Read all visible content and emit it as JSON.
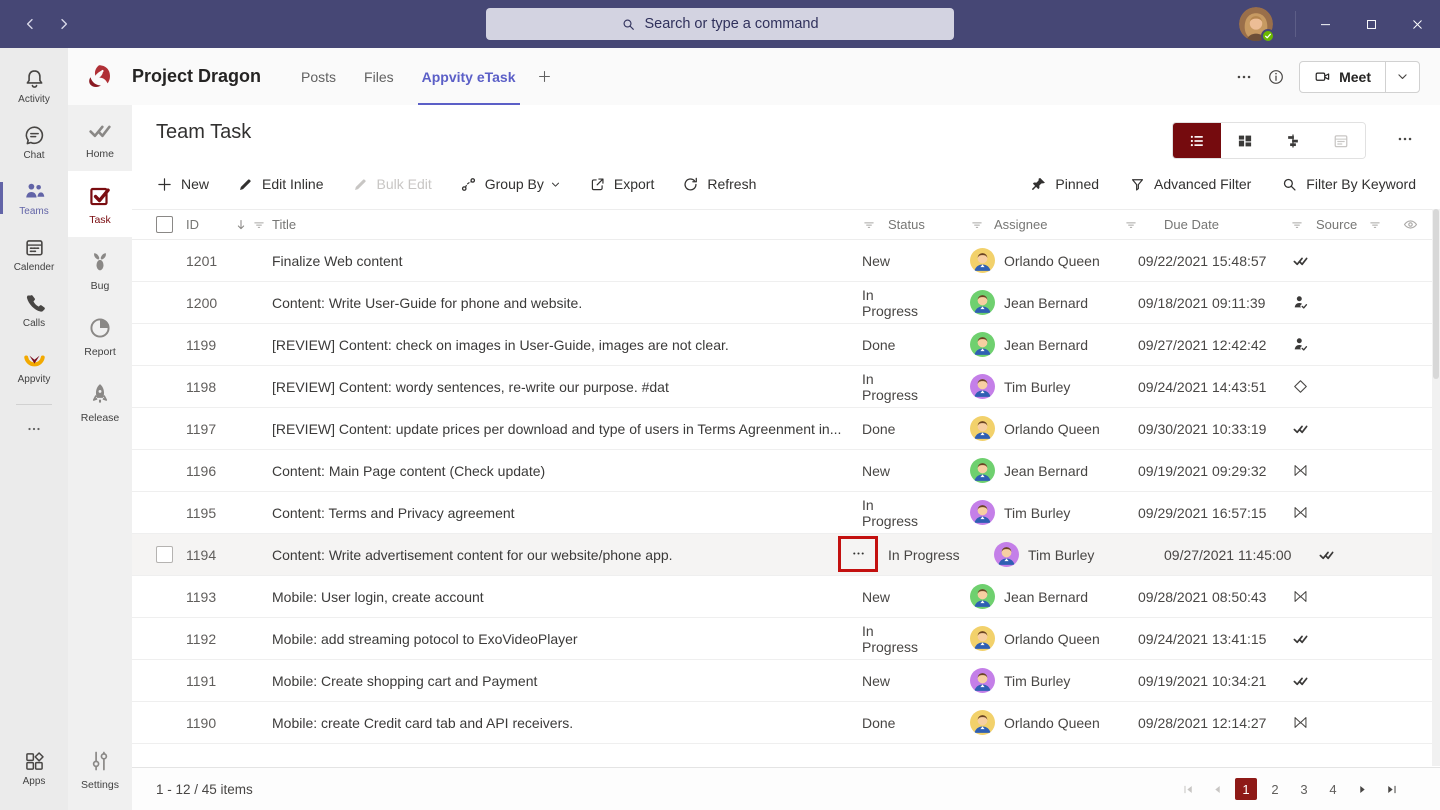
{
  "colors": {
    "topbar": "#464775",
    "teams_accent": "#6264a7",
    "tab_accent": "#5b5fc7",
    "brand_maroon": "#750b0e",
    "pagination_active": "#8e1a17",
    "annotation_red": "#c3100f",
    "presence_green": "#6bb700",
    "avatar_orlando": "#f2d16b",
    "avatar_jean": "#6fd06f",
    "avatar_tim": "#c47fe8"
  },
  "titlebar": {
    "search_placeholder": "Search or type a command"
  },
  "app_rail": {
    "items": [
      {
        "label": "Activity"
      },
      {
        "label": "Chat"
      },
      {
        "label": "Teams"
      },
      {
        "label": "Calender"
      },
      {
        "label": "Calls"
      },
      {
        "label": "Appvity"
      }
    ],
    "apps_label": "Apps"
  },
  "channel_header": {
    "team_name": "Project Dragon",
    "tabs": [
      {
        "label": "Posts"
      },
      {
        "label": "Files"
      },
      {
        "label": "Appvity eTask"
      }
    ],
    "meet_label": "Meet"
  },
  "side_nav": {
    "items": [
      {
        "label": "Home"
      },
      {
        "label": "Task"
      },
      {
        "label": "Bug"
      },
      {
        "label": "Report"
      },
      {
        "label": "Release"
      }
    ],
    "settings_label": "Settings"
  },
  "page": {
    "title": "Team Task"
  },
  "toolbar": {
    "new": "New",
    "edit_inline": "Edit Inline",
    "bulk_edit": "Bulk Edit",
    "group_by": "Group By",
    "export": "Export",
    "refresh": "Refresh",
    "pinned": "Pinned",
    "advanced_filter": "Advanced Filter",
    "filter_by_keyword": "Filter By Keyword"
  },
  "table": {
    "columns": {
      "id": "ID",
      "title": "Title",
      "status": "Status",
      "assignee": "Assignee",
      "due_date": "Due Date",
      "source": "Source"
    },
    "rows": [
      {
        "id": "1201",
        "title": "Finalize Web content",
        "status": "New",
        "assignee": "Orlando Queen",
        "avatar_color": "#f2d16b",
        "due": "09/22/2021 15:48:57",
        "source": "etask",
        "highlighted": false
      },
      {
        "id": "1200",
        "title": "Content: Write User-Guide for phone and website.",
        "status": "In Progress",
        "assignee": "Jean Bernard",
        "avatar_color": "#6fd06f",
        "due": "09/18/2021 09:11:39",
        "source": "person",
        "highlighted": false
      },
      {
        "id": "1199",
        "title": "[REVIEW] Content: check on images in User-Guide, images are not clear.",
        "status": "Done",
        "assignee": "Jean Bernard",
        "avatar_color": "#6fd06f",
        "due": "09/27/2021 12:42:42",
        "source": "person",
        "highlighted": false
      },
      {
        "id": "1198",
        "title": "[REVIEW] Content: wordy sentences, re-write our purpose. #dat",
        "status": "In Progress",
        "assignee": "Tim Burley",
        "avatar_color": "#c47fe8",
        "due": "09/24/2021 14:43:51",
        "source": "diamond",
        "highlighted": false
      },
      {
        "id": "1197",
        "title": "[REVIEW] Content: update prices per download and type of users in Terms Agreenment in...",
        "status": "Done",
        "assignee": "Orlando Queen",
        "avatar_color": "#f2d16b",
        "due": "09/30/2021 10:33:19",
        "source": "etask",
        "highlighted": false
      },
      {
        "id": "1196",
        "title": "Content: Main Page content (Check update)",
        "status": "New",
        "assignee": "Jean Bernard",
        "avatar_color": "#6fd06f",
        "due": "09/19/2021 09:29:32",
        "source": "bowtie",
        "highlighted": false
      },
      {
        "id": "1195",
        "title": "Content: Terms and Privacy agreement",
        "status": "In Progress",
        "assignee": "Tim Burley",
        "avatar_color": "#c47fe8",
        "due": "09/29/2021 16:57:15",
        "source": "bowtie",
        "highlighted": false
      },
      {
        "id": "1194",
        "title": "Content: Write advertisement content for our website/phone app.",
        "status": "In Progress",
        "assignee": "Tim Burley",
        "avatar_color": "#c47fe8",
        "due": "09/27/2021 11:45:00",
        "source": "etask",
        "highlighted": true
      },
      {
        "id": "1193",
        "title": "Mobile: User login, create account",
        "status": "New",
        "assignee": "Jean Bernard",
        "avatar_color": "#6fd06f",
        "due": "09/28/2021 08:50:43",
        "source": "bowtie",
        "highlighted": false
      },
      {
        "id": "1192",
        "title": "Mobile: add streaming potocol to ExoVideoPlayer",
        "status": "In Progress",
        "assignee": "Orlando Queen",
        "avatar_color": "#f2d16b",
        "due": "09/24/2021 13:41:15",
        "source": "etask",
        "highlighted": false
      },
      {
        "id": "1191",
        "title": "Mobile: Create shopping cart and Payment",
        "status": "New",
        "assignee": "Tim Burley",
        "avatar_color": "#c47fe8",
        "due": "09/19/2021 10:34:21",
        "source": "etask",
        "highlighted": false
      },
      {
        "id": "1190",
        "title": "Mobile: create Credit card tab and API receivers.",
        "status": "Done",
        "assignee": "Orlando Queen",
        "avatar_color": "#f2d16b",
        "due": "09/28/2021 12:14:27",
        "source": "bowtie",
        "highlighted": false
      }
    ]
  },
  "footer": {
    "count_text": "1 - 12 / 45 items",
    "pages": [
      "1",
      "2",
      "3",
      "4"
    ],
    "active_page": "1"
  }
}
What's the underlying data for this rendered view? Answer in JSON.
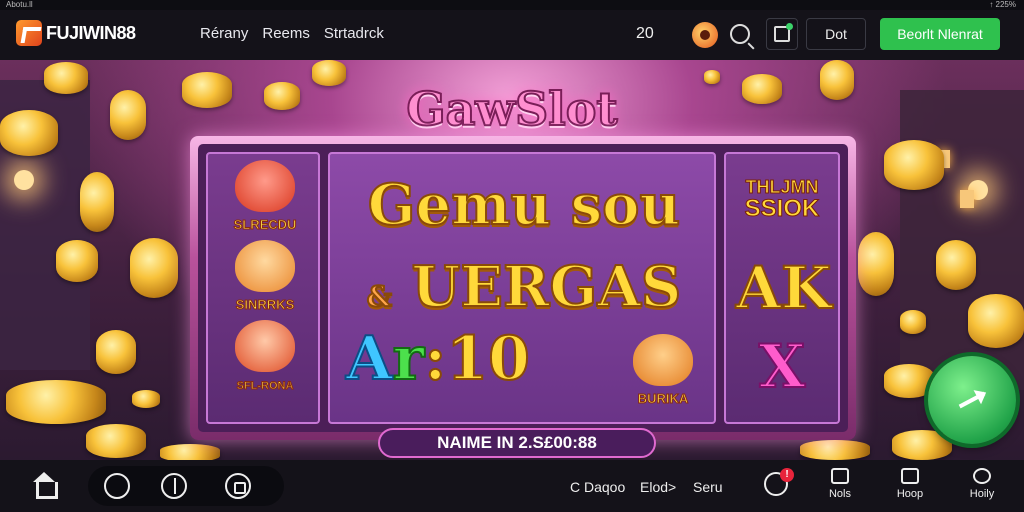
{
  "status": {
    "left": "Abotu.ll",
    "right": "↑ 225%"
  },
  "header": {
    "logo_text": "FUJIWIN88",
    "nav": [
      "Rérany",
      "Reems",
      "Strtadrck"
    ],
    "count": "20",
    "dot_button": "Dot",
    "cta_button": "Beorlt Nlenrat"
  },
  "game": {
    "title": "GawSlot",
    "left_reel": [
      "SLRECDU",
      "SINRRKS",
      "SFL-RONA"
    ],
    "center_line1": "Gemu sou",
    "center_line2_amp": "&",
    "center_line2": "UERGAS",
    "center_line3": [
      "A",
      "r",
      ":10"
    ],
    "center_cat_label": "BURIKA",
    "right_reel": {
      "top_line1": "THLJMN",
      "top_line2": "SSIOK",
      "mid": "AK",
      "bottom": "X"
    },
    "banner": "NAIME IN 2.S£00:88"
  },
  "bottom_bar": {
    "links": [
      "C Daqoo",
      "Elod>",
      "Seru"
    ],
    "bell_badge": "!",
    "tabs": [
      "Nols",
      "Hoop",
      "Hoily"
    ]
  },
  "colors": {
    "cta": "#2fc14e",
    "accent": "#ff9a2e",
    "badge": "#e8243b"
  }
}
-=-=-=-=-
→ **GOAL OF THE EXERCISE**: Each line in the data that holds the string "JSON" should be found and copied.

→ **FULL RESPONSE**:
Read all visible content and emit it as JSON.
What's the underlying data for this rendered view? Answer in JSON.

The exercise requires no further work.